### Short task
Copy every line from the material below that holds "name".

Figure dataset records
►
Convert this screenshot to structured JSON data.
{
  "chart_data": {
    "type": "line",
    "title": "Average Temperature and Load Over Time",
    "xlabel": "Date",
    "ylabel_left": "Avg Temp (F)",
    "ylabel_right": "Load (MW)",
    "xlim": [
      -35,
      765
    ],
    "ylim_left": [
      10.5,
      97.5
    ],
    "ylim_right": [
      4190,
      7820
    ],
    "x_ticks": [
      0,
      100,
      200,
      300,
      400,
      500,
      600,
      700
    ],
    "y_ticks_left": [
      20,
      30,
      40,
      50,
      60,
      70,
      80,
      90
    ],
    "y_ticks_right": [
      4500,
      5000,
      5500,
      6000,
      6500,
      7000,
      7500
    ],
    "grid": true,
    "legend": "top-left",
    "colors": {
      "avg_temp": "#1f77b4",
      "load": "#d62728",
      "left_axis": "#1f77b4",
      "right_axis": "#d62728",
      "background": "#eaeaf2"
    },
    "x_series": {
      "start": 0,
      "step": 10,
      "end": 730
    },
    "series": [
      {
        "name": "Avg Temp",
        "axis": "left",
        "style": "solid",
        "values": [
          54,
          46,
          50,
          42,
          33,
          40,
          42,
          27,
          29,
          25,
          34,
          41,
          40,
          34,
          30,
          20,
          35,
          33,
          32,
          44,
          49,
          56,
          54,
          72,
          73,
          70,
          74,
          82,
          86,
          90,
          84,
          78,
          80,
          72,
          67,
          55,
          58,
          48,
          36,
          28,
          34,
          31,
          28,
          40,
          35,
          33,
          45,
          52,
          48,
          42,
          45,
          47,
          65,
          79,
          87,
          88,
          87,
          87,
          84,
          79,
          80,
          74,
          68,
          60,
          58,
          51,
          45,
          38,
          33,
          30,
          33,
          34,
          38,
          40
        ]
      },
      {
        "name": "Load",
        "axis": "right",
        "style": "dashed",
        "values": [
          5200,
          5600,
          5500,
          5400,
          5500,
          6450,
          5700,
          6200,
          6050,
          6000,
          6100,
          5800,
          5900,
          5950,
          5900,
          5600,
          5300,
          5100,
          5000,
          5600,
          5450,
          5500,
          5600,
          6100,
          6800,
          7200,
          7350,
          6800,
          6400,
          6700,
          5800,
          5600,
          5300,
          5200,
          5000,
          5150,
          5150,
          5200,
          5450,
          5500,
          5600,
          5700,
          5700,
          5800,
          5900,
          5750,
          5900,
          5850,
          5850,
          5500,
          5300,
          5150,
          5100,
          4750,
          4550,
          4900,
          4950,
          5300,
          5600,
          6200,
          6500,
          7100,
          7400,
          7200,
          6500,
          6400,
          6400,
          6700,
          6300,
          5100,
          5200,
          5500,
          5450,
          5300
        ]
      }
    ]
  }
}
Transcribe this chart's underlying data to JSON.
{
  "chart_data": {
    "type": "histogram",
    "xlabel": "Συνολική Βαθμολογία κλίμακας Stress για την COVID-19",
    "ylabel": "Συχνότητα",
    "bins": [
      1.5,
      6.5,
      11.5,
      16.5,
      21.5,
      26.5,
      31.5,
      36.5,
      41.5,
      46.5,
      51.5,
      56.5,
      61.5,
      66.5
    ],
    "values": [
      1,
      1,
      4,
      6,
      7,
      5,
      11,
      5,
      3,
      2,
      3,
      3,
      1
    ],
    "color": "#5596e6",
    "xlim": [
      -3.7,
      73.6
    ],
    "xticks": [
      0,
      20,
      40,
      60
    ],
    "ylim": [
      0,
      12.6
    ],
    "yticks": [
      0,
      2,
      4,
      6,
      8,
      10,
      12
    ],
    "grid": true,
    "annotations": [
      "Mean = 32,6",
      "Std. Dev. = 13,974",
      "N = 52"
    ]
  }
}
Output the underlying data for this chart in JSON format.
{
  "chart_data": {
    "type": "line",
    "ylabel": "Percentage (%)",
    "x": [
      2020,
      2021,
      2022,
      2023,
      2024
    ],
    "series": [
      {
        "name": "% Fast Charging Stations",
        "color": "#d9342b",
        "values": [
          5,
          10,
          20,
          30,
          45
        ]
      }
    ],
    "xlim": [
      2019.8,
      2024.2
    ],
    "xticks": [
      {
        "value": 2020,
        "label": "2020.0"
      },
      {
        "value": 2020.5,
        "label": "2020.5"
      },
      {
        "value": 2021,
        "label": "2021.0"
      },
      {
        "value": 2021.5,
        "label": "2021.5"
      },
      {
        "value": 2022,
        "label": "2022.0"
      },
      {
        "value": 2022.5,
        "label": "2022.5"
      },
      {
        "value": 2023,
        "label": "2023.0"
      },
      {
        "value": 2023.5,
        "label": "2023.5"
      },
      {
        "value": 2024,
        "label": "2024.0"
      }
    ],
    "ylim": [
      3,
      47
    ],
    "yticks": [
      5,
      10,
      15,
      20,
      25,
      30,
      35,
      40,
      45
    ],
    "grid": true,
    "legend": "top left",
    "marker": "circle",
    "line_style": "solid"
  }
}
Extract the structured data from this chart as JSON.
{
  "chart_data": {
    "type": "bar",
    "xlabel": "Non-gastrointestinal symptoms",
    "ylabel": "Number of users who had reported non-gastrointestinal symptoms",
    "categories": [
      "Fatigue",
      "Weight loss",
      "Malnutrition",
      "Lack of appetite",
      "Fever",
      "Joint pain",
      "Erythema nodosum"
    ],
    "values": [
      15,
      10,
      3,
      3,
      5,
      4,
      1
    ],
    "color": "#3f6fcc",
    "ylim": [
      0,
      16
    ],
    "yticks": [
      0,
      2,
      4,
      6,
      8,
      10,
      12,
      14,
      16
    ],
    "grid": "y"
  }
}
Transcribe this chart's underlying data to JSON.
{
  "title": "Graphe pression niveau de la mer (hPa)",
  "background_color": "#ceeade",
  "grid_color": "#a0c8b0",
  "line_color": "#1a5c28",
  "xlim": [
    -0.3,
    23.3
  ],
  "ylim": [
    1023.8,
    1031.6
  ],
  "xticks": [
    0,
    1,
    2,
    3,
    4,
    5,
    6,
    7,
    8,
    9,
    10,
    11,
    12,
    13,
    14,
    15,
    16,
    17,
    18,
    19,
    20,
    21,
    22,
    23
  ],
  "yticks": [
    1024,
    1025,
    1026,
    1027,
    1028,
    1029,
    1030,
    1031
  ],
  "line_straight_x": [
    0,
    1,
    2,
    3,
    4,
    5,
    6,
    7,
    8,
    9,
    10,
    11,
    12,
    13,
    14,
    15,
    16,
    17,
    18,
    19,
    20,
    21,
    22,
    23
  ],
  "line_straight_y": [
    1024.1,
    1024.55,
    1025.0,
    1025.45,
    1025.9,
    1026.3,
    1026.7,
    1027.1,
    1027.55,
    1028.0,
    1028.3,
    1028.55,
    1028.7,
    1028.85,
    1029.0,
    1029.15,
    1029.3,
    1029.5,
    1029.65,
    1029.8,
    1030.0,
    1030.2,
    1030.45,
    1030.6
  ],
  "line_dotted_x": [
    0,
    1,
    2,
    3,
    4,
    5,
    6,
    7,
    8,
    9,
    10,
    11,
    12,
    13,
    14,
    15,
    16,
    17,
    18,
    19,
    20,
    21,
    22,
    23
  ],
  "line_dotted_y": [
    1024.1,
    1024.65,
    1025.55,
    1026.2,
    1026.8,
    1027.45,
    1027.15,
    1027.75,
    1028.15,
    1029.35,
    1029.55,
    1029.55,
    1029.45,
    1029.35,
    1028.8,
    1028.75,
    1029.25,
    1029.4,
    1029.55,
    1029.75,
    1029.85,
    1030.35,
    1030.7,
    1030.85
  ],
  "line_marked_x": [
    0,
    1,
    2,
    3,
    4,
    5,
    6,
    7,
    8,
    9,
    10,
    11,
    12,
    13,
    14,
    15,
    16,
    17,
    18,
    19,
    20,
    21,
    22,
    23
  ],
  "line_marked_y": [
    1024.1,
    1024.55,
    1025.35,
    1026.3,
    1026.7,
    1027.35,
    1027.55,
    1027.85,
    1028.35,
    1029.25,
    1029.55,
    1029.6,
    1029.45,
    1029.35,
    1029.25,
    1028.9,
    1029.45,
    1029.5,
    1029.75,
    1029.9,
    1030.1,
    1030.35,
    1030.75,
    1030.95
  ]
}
◄
### Answer for the task
        "name": "Avg Temp",
        "name": "Load",
        "name": "% Fast Charging Stations",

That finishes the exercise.